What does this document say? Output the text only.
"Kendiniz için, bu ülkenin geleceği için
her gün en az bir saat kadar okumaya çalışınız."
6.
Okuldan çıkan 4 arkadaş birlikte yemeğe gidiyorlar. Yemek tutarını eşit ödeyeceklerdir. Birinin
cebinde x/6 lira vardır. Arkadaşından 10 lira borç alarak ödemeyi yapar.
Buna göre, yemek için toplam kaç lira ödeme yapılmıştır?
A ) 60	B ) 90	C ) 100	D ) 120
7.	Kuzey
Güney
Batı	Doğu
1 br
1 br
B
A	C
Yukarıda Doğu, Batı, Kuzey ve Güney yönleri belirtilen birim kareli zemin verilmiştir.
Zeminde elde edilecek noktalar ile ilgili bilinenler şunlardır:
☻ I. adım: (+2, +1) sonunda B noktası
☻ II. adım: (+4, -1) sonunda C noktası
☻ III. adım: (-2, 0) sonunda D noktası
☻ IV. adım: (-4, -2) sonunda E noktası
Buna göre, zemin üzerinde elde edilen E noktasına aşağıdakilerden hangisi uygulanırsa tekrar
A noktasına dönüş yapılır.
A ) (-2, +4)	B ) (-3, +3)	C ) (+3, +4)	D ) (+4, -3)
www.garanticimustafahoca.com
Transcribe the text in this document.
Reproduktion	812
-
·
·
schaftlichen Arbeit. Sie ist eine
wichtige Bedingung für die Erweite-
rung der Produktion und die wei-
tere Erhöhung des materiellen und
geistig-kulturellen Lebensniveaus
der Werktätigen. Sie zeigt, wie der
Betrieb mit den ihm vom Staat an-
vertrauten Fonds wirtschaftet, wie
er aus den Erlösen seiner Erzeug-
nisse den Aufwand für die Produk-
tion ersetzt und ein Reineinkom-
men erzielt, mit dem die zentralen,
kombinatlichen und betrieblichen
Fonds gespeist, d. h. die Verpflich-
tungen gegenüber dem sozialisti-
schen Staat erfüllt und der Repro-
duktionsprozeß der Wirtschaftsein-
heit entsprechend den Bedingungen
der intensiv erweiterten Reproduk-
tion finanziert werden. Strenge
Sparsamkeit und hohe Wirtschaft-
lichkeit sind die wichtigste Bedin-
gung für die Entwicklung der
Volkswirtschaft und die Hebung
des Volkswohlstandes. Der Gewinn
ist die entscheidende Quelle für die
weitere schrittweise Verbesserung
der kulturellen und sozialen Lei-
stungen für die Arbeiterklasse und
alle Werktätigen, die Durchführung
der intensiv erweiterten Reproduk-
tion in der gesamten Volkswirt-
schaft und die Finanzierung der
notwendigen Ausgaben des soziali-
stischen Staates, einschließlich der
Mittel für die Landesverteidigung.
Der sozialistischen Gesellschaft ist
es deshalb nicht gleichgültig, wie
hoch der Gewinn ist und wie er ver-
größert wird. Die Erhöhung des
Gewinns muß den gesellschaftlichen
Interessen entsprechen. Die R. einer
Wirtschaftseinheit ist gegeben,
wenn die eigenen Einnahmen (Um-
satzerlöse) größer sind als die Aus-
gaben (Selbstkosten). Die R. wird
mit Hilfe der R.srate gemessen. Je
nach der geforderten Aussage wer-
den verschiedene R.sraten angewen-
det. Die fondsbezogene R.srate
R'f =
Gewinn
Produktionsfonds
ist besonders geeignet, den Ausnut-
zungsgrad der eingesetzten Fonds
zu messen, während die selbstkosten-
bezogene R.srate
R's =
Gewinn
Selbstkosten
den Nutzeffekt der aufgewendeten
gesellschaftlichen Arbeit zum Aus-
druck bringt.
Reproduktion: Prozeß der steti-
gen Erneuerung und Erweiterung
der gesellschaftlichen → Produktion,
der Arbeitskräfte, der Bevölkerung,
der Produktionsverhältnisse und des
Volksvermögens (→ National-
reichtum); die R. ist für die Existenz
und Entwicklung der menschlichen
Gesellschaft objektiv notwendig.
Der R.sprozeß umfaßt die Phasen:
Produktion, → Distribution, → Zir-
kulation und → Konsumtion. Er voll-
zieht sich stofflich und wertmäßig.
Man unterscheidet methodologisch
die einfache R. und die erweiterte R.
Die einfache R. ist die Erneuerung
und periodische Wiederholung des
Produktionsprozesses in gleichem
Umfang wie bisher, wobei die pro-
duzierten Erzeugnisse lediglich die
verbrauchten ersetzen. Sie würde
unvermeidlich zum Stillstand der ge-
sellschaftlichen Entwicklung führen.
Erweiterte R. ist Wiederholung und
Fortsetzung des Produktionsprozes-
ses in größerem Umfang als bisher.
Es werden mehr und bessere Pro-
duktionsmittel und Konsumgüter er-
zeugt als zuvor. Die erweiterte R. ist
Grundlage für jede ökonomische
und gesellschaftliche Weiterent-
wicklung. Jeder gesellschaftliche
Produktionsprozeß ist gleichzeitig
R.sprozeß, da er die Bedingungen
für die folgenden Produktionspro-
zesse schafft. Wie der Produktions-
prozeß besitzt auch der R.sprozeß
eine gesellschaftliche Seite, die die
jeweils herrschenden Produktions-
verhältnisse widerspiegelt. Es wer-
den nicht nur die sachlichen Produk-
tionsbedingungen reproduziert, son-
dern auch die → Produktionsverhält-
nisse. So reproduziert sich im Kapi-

— EXERCISE DIRECTIONS —
Transcribe the whole listing exactly.

— SOLUTION TO THIS PROBLEM —
What does this document say? Output the text only.
"Kendiniz için, bu ülkenin geleceği için
her gün en az bir saat kadar okumaya çalışınız."
6.
Okuldan çıkan 4 arkadaş birlikte yemeğe gidiyorlar. Yemek tutarını eşit ödeyeceklerdir. Birinin
cebinde x/6 lira vardır. Arkadaşından 10 lira borç alarak ödemeyi yapar.
Buna göre, yemek için toplam kaç lira ödeme yapılmıştır?
A ) 60	B ) 90	C ) 100	D ) 120
7.	Kuzey
Güney
Batı	Doğu
1 br
1 br
B
A	C
Yukarıda Doğu, Batı, Kuzey ve Güney yönleri belirtilen birim kareli zemin verilmiştir.
Zeminde elde edilecek noktalar ile ilgili bilinenler şunlardır:
☻ I. adım: (+2, +1) sonunda B noktası
☻ II. adım: (+4, -1) sonunda C noktası
☻ III. adım: (-2, 0) sonunda D noktası
☻ IV. adım: (-4, -2) sonunda E noktası
Buna göre, zemin üzerinde elde edilen E noktasına aşağıdakilerden hangisi uygulanırsa tekrar
A noktasına dönüş yapılır.
A ) (-2, +4)	B ) (-3, +3)	C ) (+3, +4)	D ) (+4, -3)
www.garanticimustafahoca.com
Transcribe the text in this document.
Reproduktion	812
-
·
·
schaftlichen Arbeit. Sie ist eine
wichtige Bedingung für die Erweite-
rung der Produktion und die wei-
tere Erhöhung des materiellen und
geistig-kulturellen Lebensniveaus
der Werktätigen. Sie zeigt, wie der
Betrieb mit den ihm vom Staat an-
vertrauten Fonds wirtschaftet, wie
er aus den Erlösen seiner Erzeug-
nisse den Aufwand für die Produk-
tion ersetzt und ein Reineinkom-
men erzielt, mit dem die zentralen,
kombinatlichen und betrieblichen
Fonds gespeist, d. h. die Verpflich-
tungen gegenüber dem sozialisti-
schen Staat erfüllt und der Repro-
duktionsprozeß der Wirtschaftsein-
heit entsprechend den Bedingungen
der intensiv erweiterten Reproduk-
tion finanziert werden. Strenge
Sparsamkeit und hohe Wirtschaft-
lichkeit sind die wichtigste Bedin-
gung für die Entwicklung der
Volkswirtschaft und die Hebung
des Volkswohlstandes. Der Gewinn
ist die entscheidende Quelle für die
weitere schrittweise Verbesserung
der kulturellen und sozialen Lei-
stungen für die Arbeiterklasse und
alle Werktätigen, die Durchführung
der intensiv erweiterten Reproduk-
tion in der gesamten Volkswirt-
schaft und die Finanzierung der
notwendigen Ausgaben des soziali-
stischen Staates, einschließlich der
Mittel für die Landesverteidigung.
Der sozialistischen Gesellschaft ist
es deshalb nicht gleichgültig, wie
hoch der Gewinn ist und wie er ver-
größert wird. Die Erhöhung des
Gewinns muß den gesellschaftlichen
Interessen entsprechen. Die R. einer
Wirtschaftseinheit ist gegeben,
wenn die eigenen Einnahmen (Um-
satzerlöse) größer sind als die Aus-
gaben (Selbstkosten). Die R. wird
mit Hilfe der R.srate gemessen. Je
nach der geforderten Aussage wer-
den verschiedene R.sraten angewen-
det. Die fondsbezogene R.srate
R'f =
Gewinn
Produktionsfonds
ist besonders geeignet, den Ausnut-
zungsgrad der eingesetzten Fonds
zu messen, während die selbstkosten-
bezogene R.srate
R's =
Gewinn
Selbstkosten
den Nutzeffekt der aufgewendeten
gesellschaftlichen Arbeit zum Aus-
druck bringt.
Reproduktion: Prozeß der steti-
gen Erneuerung und Erweiterung
der gesellschaftlichen → Produktion,
der Arbeitskräfte, der Bevölkerung,
der Produktionsverhältnisse und des
Volksvermögens (→ National-
reichtum); die R. ist für die Existenz
und Entwicklung der menschlichen
Gesellschaft objektiv notwendig.
Der R.sprozeß umfaßt die Phasen:
Produktion, → Distribution, → Zir-
kulation und → Konsumtion. Er voll-
zieht sich stofflich und wertmäßig.
Man unterscheidet methodologisch
die einfache R. und die erweiterte R.
Die einfache R. ist die Erneuerung
und periodische Wiederholung des
Produktionsprozesses in gleichem
Umfang wie bisher, wobei die pro-
duzierten Erzeugnisse lediglich die
verbrauchten ersetzen. Sie würde
unvermeidlich zum Stillstand der ge-
sellschaftlichen Entwicklung führen.
Erweiterte R. ist Wiederholung und
Fortsetzung des Produktionsprozes-
ses in größerem Umfang als bisher.
Es werden mehr und bessere Pro-
duktionsmittel und Konsumgüter er-
zeugt als zuvor. Die erweiterte R. ist
Grundlage für jede ökonomische
und gesellschaftliche Weiterent-
wicklung. Jeder gesellschaftliche
Produktionsprozeß ist gleichzeitig
R.sprozeß, da er die Bedingungen
für die folgenden Produktionspro-
zesse schafft. Wie der Produktions-
prozeß besitzt auch der R.sprozeß
eine gesellschaftliche Seite, die die
jeweils herrschenden Produktions-
verhältnisse widerspiegelt. Es wer-
den nicht nur die sachlichen Produk-
tionsbedingungen reproduziert, son-
dern auch die → Produktionsverhält-
nisse. So reproduziert sich im Kapi-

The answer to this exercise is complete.